►

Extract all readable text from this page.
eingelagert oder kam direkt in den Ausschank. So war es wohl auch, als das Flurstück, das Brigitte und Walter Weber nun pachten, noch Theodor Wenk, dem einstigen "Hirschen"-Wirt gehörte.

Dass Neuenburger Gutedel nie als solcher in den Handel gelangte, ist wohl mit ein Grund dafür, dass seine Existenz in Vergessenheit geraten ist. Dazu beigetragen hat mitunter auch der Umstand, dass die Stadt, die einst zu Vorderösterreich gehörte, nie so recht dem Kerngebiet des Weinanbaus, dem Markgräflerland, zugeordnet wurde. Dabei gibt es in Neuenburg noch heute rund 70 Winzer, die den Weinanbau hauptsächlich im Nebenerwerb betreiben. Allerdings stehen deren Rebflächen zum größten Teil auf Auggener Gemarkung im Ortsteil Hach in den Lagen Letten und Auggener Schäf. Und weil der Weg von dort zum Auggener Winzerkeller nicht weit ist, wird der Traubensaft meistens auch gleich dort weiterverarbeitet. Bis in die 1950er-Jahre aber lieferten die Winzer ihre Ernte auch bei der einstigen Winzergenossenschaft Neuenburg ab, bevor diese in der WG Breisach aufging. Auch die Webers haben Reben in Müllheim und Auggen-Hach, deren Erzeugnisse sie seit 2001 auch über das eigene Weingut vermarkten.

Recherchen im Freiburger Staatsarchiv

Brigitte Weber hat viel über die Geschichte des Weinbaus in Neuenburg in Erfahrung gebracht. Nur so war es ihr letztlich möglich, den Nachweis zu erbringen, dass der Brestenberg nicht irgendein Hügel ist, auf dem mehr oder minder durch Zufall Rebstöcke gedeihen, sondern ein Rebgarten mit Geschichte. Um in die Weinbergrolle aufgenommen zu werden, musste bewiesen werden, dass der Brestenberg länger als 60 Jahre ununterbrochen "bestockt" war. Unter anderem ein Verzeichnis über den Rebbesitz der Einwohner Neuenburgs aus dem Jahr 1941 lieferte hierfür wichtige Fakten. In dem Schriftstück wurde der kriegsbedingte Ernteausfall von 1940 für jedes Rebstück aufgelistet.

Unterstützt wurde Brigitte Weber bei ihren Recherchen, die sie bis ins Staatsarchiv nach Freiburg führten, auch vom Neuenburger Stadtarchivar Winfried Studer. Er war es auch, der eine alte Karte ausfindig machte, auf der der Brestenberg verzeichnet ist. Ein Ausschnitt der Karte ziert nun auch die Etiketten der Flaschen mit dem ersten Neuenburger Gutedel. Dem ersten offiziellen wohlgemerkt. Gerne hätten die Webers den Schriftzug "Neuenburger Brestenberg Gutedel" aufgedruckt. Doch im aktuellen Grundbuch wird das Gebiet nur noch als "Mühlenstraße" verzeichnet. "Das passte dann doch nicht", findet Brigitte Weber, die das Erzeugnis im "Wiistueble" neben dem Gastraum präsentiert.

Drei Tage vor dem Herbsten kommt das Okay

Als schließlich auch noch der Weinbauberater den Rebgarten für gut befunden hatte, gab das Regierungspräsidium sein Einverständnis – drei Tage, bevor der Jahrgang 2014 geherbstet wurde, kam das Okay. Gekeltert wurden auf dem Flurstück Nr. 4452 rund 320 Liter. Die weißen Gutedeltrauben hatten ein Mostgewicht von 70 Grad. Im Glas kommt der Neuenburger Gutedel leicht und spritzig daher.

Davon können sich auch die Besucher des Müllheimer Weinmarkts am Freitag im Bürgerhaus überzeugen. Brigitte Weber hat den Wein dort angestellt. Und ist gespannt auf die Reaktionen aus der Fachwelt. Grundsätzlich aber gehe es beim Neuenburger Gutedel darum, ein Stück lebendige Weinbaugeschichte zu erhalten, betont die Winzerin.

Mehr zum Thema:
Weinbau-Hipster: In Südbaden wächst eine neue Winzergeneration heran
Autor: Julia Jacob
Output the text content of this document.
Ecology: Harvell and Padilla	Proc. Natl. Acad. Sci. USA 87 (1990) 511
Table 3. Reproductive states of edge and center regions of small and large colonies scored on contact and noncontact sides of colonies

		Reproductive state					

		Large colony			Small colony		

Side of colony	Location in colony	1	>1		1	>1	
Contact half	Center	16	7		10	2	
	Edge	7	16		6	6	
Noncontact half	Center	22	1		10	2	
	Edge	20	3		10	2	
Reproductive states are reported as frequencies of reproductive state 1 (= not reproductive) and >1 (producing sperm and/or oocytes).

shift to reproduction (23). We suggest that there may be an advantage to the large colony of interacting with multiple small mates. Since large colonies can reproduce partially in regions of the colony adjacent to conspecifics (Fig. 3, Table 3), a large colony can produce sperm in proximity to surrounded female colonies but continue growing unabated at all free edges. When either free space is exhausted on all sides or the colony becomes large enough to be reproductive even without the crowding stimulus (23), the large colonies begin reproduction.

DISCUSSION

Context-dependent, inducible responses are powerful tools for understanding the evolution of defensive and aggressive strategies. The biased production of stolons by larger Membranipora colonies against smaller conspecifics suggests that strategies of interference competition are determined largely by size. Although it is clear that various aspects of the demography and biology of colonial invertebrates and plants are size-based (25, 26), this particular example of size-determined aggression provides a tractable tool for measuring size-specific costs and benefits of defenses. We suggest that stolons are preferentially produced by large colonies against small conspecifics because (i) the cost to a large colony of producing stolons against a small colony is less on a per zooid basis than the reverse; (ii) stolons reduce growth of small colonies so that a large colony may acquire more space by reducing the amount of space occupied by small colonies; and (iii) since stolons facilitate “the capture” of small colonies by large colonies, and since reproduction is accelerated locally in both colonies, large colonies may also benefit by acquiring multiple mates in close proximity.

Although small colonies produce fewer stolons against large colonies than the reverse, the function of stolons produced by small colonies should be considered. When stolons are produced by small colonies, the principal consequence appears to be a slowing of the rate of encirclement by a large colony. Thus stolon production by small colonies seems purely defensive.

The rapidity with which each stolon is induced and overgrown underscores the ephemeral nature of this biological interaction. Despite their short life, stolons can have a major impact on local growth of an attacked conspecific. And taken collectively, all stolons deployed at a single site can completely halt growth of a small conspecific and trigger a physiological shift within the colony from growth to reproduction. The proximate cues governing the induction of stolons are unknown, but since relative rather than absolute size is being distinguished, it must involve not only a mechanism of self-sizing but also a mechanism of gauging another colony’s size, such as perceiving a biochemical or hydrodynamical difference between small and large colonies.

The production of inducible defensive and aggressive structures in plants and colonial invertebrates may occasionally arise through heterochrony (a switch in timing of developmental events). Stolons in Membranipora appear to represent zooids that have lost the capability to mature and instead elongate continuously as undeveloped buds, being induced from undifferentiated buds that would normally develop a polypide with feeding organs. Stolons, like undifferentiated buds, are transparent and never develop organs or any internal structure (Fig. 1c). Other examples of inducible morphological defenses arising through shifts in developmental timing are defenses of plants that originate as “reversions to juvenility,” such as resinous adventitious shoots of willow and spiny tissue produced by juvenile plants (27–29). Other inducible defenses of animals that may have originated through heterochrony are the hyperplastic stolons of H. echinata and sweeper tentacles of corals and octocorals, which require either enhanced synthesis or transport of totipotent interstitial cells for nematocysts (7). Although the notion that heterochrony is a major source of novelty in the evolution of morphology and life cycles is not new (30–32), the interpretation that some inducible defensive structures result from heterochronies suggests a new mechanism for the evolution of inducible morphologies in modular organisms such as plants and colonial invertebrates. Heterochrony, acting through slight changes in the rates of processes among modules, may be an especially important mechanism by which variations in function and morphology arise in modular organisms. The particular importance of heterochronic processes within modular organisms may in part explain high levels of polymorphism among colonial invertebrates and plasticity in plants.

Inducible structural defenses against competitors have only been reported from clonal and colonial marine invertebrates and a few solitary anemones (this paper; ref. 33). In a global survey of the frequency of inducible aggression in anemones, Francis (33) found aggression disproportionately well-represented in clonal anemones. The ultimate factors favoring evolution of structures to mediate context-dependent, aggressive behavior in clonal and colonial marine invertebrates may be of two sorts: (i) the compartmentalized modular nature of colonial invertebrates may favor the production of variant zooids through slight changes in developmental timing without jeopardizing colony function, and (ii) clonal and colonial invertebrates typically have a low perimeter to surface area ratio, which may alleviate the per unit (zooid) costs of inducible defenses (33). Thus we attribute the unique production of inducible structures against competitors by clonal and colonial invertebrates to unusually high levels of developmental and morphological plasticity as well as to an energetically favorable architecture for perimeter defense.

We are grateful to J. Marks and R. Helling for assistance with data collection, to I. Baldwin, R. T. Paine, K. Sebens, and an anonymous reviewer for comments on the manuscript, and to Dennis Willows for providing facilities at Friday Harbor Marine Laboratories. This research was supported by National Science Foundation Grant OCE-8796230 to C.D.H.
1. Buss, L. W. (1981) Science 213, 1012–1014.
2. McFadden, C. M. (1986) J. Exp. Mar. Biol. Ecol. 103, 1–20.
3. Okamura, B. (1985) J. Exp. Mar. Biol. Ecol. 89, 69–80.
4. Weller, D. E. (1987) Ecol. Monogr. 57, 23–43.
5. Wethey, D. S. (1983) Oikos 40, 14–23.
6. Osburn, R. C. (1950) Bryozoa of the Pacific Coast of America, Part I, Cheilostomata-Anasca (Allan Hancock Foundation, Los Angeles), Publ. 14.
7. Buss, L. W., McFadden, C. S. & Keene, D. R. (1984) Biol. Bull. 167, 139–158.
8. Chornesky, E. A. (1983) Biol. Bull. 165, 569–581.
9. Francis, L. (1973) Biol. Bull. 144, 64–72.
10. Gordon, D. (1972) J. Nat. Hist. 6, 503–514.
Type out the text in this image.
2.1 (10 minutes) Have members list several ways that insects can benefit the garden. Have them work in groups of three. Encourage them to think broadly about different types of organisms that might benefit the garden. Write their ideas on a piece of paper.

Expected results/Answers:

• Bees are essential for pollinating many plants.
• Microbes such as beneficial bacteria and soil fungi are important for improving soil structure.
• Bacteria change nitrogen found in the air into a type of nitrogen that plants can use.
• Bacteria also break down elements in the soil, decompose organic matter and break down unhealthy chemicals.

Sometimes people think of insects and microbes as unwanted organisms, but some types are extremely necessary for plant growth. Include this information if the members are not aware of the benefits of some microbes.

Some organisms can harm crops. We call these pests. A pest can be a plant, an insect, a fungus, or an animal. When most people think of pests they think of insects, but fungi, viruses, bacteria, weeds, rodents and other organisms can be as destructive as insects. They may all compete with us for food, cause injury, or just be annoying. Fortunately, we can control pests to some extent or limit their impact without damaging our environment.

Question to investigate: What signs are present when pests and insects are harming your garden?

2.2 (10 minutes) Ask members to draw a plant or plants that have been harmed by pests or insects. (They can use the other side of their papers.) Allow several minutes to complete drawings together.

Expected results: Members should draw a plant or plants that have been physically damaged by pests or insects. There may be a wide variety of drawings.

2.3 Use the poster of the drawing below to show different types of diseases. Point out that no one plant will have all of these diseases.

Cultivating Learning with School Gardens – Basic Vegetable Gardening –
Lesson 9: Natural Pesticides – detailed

◄

▶ **Exercise prompt**
Scan the data above; copy every line where "people" appears.

▶ **Reply to the task**
Sometimes people think of insects and microbes as unwanted organisms, but some types are extremely necessary for plant growth. Include this information if the members are not aware of the benefits of some microbes.
Some organisms can harm crops. We call these pests. A pest can be a plant, an insect, a fungus, or an animal. When most people think of pests they think of insects, but fungi, viruses, bacteria, weeds, rodents and other organisms can be as destructive as insects. They may all compete with us for food, cause injury, or just be annoying. Fortunately, we can control pests to some extent or limit their impact without damaging our environment.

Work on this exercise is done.